*** Stored data ***
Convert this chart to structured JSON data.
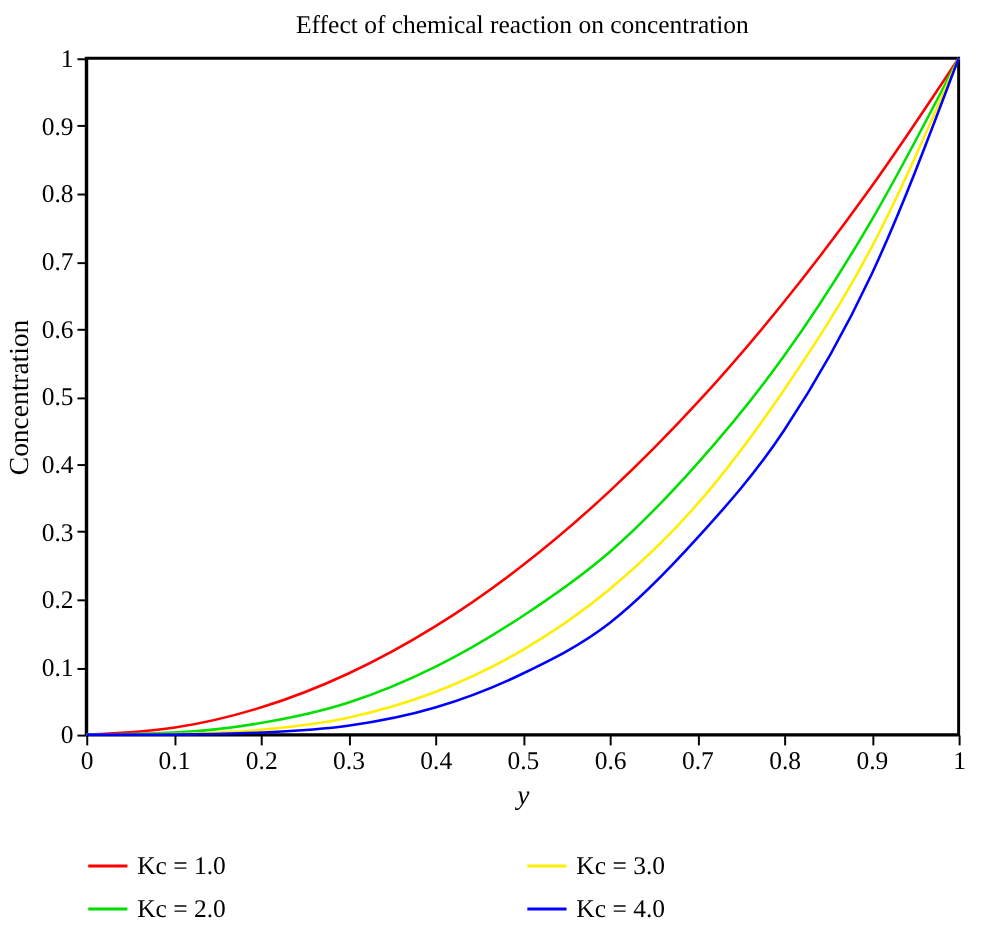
{
  "chart_data": {
    "type": "line",
    "title": "Effect of  chemical reaction on concentration",
    "xlabel": "y",
    "ylabel": "Concentration",
    "x": [
      0,
      0.1,
      0.2,
      0.3,
      0.4,
      0.5,
      0.6,
      0.7,
      0.8,
      0.9,
      1
    ],
    "xlim": [
      0,
      1
    ],
    "ylim": [
      0,
      1
    ],
    "xticks": [
      0,
      0.1,
      0.2,
      0.3,
      0.4,
      0.5,
      0.6,
      0.7,
      0.8,
      0.9,
      1
    ],
    "yticks": [
      0,
      0.1,
      0.2,
      0.3,
      0.4,
      0.5,
      0.6,
      0.7,
      0.8,
      0.9,
      1
    ],
    "grid": false,
    "legend": "bottom",
    "marker": "none",
    "line_style": "solid",
    "series": [
      {
        "name": "Kc = 1.0",
        "color": "#ff0000",
        "values": [
          0,
          0.01,
          0.04,
          0.09,
          0.16,
          0.25,
          0.36,
          0.49,
          0.64,
          0.81,
          1
        ]
      },
      {
        "name": "Kc = 2.0",
        "color": "#00e000",
        "values": [
          0,
          0.003,
          0.017,
          0.047,
          0.1,
          0.175,
          0.27,
          0.4,
          0.56,
          0.76,
          1
        ]
      },
      {
        "name": "Kc = 3.0",
        "color": "#ffee00",
        "values": [
          0,
          0.001,
          0.007,
          0.025,
          0.063,
          0.125,
          0.215,
          0.34,
          0.51,
          0.72,
          1
        ]
      },
      {
        "name": "Kc = 4.0",
        "color": "#0000ff",
        "values": [
          0,
          0,
          0.003,
          0.013,
          0.04,
          0.09,
          0.165,
          0.29,
          0.45,
          0.68,
          1
        ]
      }
    ]
  }
}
***
(Prompt):
Write out the records above exactly as they stand, leaving out every picture.

(Solution to the problem):
Convert this chart to structured JSON data.
{
  "chart_data": {
    "type": "line",
    "title": "Effect of  chemical reaction on concentration",
    "xlabel": "y",
    "ylabel": "Concentration",
    "x": [
      0,
      0.1,
      0.2,
      0.3,
      0.4,
      0.5,
      0.6,
      0.7,
      0.8,
      0.9,
      1
    ],
    "xlim": [
      0,
      1
    ],
    "ylim": [
      0,
      1
    ],
    "xticks": [
      0,
      0.1,
      0.2,
      0.3,
      0.4,
      0.5,
      0.6,
      0.7,
      0.8,
      0.9,
      1
    ],
    "yticks": [
      0,
      0.1,
      0.2,
      0.3,
      0.4,
      0.5,
      0.6,
      0.7,
      0.8,
      0.9,
      1
    ],
    "grid": false,
    "legend": "bottom",
    "marker": "none",
    "line_style": "solid",
    "series": [
      {
        "name": "Kc = 1.0",
        "color": "#ff0000",
        "values": [
          0,
          0.01,
          0.04,
          0.09,
          0.16,
          0.25,
          0.36,
          0.49,
          0.64,
          0.81,
          1
        ]
      },
      {
        "name": "Kc = 2.0",
        "color": "#00e000",
        "values": [
          0,
          0.003,
          0.017,
          0.047,
          0.1,
          0.175,
          0.27,
          0.4,
          0.56,
          0.76,
          1
        ]
      },
      {
        "name": "Kc = 3.0",
        "color": "#ffee00",
        "values": [
          0,
          0.001,
          0.007,
          0.025,
          0.063,
          0.125,
          0.215,
          0.34,
          0.51,
          0.72,
          1
        ]
      },
      {
        "name": "Kc = 4.0",
        "color": "#0000ff",
        "values": [
          0,
          0,
          0.003,
          0.013,
          0.04,
          0.09,
          0.165,
          0.29,
          0.45,
          0.68,
          1
        ]
      }
    ]
  }
}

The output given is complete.